#### [Exercise brief]
All records should be reproduced verbatim.

Dataset items
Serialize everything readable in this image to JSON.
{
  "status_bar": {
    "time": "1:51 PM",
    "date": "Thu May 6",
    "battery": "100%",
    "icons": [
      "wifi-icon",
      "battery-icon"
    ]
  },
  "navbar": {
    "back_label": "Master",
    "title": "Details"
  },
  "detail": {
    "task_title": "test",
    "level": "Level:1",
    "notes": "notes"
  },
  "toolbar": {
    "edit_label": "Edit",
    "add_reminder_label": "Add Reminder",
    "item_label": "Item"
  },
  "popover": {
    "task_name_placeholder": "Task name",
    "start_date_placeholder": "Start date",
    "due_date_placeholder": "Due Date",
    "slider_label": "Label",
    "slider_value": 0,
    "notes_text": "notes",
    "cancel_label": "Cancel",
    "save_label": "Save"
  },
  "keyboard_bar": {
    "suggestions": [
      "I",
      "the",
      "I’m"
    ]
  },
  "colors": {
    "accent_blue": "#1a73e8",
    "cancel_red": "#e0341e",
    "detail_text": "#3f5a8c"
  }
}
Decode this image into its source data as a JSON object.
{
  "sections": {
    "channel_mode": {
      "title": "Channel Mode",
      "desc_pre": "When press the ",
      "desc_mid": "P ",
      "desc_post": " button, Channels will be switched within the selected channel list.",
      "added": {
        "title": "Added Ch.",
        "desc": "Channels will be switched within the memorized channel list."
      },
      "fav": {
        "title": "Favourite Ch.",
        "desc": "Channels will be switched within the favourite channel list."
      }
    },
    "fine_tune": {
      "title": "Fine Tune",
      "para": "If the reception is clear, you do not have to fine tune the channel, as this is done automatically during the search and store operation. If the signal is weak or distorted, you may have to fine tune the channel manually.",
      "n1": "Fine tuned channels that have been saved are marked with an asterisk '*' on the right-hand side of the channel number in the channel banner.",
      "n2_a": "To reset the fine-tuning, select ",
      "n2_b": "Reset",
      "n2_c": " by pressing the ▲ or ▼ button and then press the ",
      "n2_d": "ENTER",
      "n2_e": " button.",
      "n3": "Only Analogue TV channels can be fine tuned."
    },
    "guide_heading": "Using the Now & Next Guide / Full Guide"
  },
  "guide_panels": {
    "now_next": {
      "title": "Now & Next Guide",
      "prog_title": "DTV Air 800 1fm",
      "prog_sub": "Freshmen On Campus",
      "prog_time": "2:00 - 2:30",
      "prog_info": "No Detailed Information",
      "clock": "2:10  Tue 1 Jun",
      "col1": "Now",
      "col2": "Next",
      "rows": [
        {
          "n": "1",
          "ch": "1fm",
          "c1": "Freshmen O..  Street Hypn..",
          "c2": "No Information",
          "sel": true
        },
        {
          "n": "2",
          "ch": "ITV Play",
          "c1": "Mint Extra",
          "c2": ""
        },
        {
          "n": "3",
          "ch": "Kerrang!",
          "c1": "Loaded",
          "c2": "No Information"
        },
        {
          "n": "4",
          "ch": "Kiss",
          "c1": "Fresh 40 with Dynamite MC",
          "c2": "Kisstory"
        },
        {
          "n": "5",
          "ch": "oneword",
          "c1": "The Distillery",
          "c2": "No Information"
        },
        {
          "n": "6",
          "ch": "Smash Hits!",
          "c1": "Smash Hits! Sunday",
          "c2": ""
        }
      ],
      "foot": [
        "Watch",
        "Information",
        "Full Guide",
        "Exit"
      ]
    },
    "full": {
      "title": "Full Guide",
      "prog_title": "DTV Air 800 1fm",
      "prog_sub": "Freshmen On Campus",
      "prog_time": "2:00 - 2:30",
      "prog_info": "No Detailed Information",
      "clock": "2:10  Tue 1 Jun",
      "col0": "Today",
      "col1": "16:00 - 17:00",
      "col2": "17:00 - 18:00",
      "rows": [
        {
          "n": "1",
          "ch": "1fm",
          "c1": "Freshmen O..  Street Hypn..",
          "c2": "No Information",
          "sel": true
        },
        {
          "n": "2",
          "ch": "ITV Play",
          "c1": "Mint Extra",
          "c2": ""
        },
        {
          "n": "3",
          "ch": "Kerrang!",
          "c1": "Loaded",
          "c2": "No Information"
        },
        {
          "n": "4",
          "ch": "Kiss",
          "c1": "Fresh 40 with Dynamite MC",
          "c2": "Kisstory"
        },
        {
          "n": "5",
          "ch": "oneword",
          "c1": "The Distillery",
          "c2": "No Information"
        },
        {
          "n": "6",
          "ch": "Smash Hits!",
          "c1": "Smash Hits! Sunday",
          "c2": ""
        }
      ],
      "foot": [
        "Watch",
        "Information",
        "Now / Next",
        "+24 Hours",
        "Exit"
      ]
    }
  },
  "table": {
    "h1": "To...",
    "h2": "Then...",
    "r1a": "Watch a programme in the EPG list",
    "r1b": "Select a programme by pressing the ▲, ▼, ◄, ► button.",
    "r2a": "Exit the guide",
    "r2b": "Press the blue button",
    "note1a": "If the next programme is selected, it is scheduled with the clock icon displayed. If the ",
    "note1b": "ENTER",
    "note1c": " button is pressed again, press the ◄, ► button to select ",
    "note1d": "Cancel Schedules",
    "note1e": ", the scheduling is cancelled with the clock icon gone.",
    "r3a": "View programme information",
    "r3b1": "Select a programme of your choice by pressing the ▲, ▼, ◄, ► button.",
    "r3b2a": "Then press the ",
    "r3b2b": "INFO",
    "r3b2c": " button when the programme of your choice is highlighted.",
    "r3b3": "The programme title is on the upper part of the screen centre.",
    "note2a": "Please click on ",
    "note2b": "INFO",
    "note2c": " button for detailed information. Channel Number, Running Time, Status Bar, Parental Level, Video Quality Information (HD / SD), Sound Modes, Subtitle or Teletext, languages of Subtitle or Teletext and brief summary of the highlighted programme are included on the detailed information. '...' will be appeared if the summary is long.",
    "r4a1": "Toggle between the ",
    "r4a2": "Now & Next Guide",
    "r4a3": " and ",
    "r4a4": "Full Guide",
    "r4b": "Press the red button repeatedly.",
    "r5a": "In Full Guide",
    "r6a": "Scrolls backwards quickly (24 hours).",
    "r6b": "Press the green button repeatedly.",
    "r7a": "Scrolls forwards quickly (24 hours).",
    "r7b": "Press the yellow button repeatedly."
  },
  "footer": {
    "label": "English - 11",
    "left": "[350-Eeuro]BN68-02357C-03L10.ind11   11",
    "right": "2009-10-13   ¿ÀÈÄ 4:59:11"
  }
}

#### [Right answer]
Serialize everything readable in this image to JSON.
{
  "status_bar": {
    "time": "1:51 PM",
    "date": "Thu May 6",
    "battery": "100%",
    "icons": [
      "wifi-icon",
      "battery-icon"
    ]
  },
  "navbar": {
    "back_label": "Master",
    "title": "Details"
  },
  "detail": {
    "task_title": "test",
    "level": "Level:1",
    "notes": "notes"
  },
  "toolbar": {
    "edit_label": "Edit",
    "add_reminder_label": "Add Reminder",
    "item_label": "Item"
  },
  "popover": {
    "task_name_placeholder": "Task name",
    "start_date_placeholder": "Start date",
    "due_date_placeholder": "Due Date",
    "slider_label": "Label",
    "slider_value": 0,
    "notes_text": "notes",
    "cancel_label": "Cancel",
    "save_label": "Save"
  },
  "keyboard_bar": {
    "suggestions": [
      "I",
      "the",
      "I’m"
    ]
  },
  "colors": {
    "accent_blue": "#1a73e8",
    "cancel_red": "#e0341e",
    "detail_text": "#3f5a8c"
  }
}
Decode this image into its source data as a JSON object.
{
  "sections": {
    "channel_mode": {
      "title": "Channel Mode",
      "desc_pre": "When press the ",
      "desc_mid": "P ",
      "desc_post": " button, Channels will be switched within the selected channel list.",
      "added": {
        "title": "Added Ch.",
        "desc": "Channels will be switched within the memorized channel list."
      },
      "fav": {
        "title": "Favourite Ch.",
        "desc": "Channels will be switched within the favourite channel list."
      }
    },
    "fine_tune": {
      "title": "Fine Tune",
      "para": "If the reception is clear, you do not have to fine tune the channel, as this is done automatically during the search and store operation. If the signal is weak or distorted, you may have to fine tune the channel manually.",
      "n1": "Fine tuned channels that have been saved are marked with an asterisk '*' on the right-hand side of the channel number in the channel banner.",
      "n2_a": "To reset the fine-tuning, select ",
      "n2_b": "Reset",
      "n2_c": " by pressing the ▲ or ▼ button and then press the ",
      "n2_d": "ENTER",
      "n2_e": " button.",
      "n3": "Only Analogue TV channels can be fine tuned."
    },
    "guide_heading": "Using the Now & Next Guide / Full Guide"
  },
  "guide_panels": {
    "now_next": {
      "title": "Now & Next Guide",
      "prog_title": "DTV Air 800 1fm",
      "prog_sub": "Freshmen On Campus",
      "prog_time": "2:00 - 2:30",
      "prog_info": "No Detailed Information",
      "clock": "2:10  Tue 1 Jun",
      "col1": "Now",
      "col2": "Next",
      "rows": [
        {
          "n": "1",
          "ch": "1fm",
          "c1": "Freshmen O..  Street Hypn..",
          "c2": "No Information",
          "sel": true
        },
        {
          "n": "2",
          "ch": "ITV Play",
          "c1": "Mint Extra",
          "c2": ""
        },
        {
          "n": "3",
          "ch": "Kerrang!",
          "c1": "Loaded",
          "c2": "No Information"
        },
        {
          "n": "4",
          "ch": "Kiss",
          "c1": "Fresh 40 with Dynamite MC",
          "c2": "Kisstory"
        },
        {
          "n": "5",
          "ch": "oneword",
          "c1": "The Distillery",
          "c2": "No Information"
        },
        {
          "n": "6",
          "ch": "Smash Hits!",
          "c1": "Smash Hits! Sunday",
          "c2": ""
        }
      ],
      "foot": [
        "Watch",
        "Information",
        "Full Guide",
        "Exit"
      ]
    },
    "full": {
      "title": "Full Guide",
      "prog_title": "DTV Air 800 1fm",
      "prog_sub": "Freshmen On Campus",
      "prog_time": "2:00 - 2:30",
      "prog_info": "No Detailed Information",
      "clock": "2:10  Tue 1 Jun",
      "col0": "Today",
      "col1": "16:00 - 17:00",
      "col2": "17:00 - 18:00",
      "rows": [
        {
          "n": "1",
          "ch": "1fm",
          "c1": "Freshmen O..  Street Hypn..",
          "c2": "No Information",
          "sel": true
        },
        {
          "n": "2",
          "ch": "ITV Play",
          "c1": "Mint Extra",
          "c2": ""
        },
        {
          "n": "3",
          "ch": "Kerrang!",
          "c1": "Loaded",
          "c2": "No Information"
        },
        {
          "n": "4",
          "ch": "Kiss",
          "c1": "Fresh 40 with Dynamite MC",
          "c2": "Kisstory"
        },
        {
          "n": "5",
          "ch": "oneword",
          "c1": "The Distillery",
          "c2": "No Information"
        },
        {
          "n": "6",
          "ch": "Smash Hits!",
          "c1": "Smash Hits! Sunday",
          "c2": ""
        }
      ],
      "foot": [
        "Watch",
        "Information",
        "Now / Next",
        "+24 Hours",
        "Exit"
      ]
    }
  },
  "table": {
    "h1": "To...",
    "h2": "Then...",
    "r1a": "Watch a programme in the EPG list",
    "r1b": "Select a programme by pressing the ▲, ▼, ◄, ► button.",
    "r2a": "Exit the guide",
    "r2b": "Press the blue button",
    "note1a": "If the next programme is selected, it is scheduled with the clock icon displayed. If the ",
    "note1b": "ENTER",
    "note1c": " button is pressed again, press the ◄, ► button to select ",
    "note1d": "Cancel Schedules",
    "note1e": ", the scheduling is cancelled with the clock icon gone.",
    "r3a": "View programme information",
    "r3b1": "Select a programme of your choice by pressing the ▲, ▼, ◄, ► button.",
    "r3b2a": "Then press the ",
    "r3b2b": "INFO",
    "r3b2c": " button when the programme of your choice is highlighted.",
    "r3b3": "The programme title is on the upper part of the screen centre.",
    "note2a": "Please click on ",
    "note2b": "INFO",
    "note2c": " button for detailed information. Channel Number, Running Time, Status Bar, Parental Level, Video Quality Information (HD / SD), Sound Modes, Subtitle or Teletext, languages of Subtitle or Teletext and brief summary of the highlighted programme are included on the detailed information. '...' will be appeared if the summary is long.",
    "r4a1": "Toggle between the ",
    "r4a2": "Now & Next Guide",
    "r4a3": " and ",
    "r4a4": "Full Guide",
    "r4b": "Press the red button repeatedly.",
    "r5a": "In Full Guide",
    "r6a": "Scrolls backwards quickly (24 hours).",
    "r6b": "Press the green button repeatedly.",
    "r7a": "Scrolls forwards quickly (24 hours).",
    "r7b": "Press the yellow button repeatedly."
  },
  "footer": {
    "label": "English - 11",
    "left": "[350-Eeuro]BN68-02357C-03L10.ind11   11",
    "right": "2009-10-13   ¿ÀÈÄ 4:59:11"
  }
}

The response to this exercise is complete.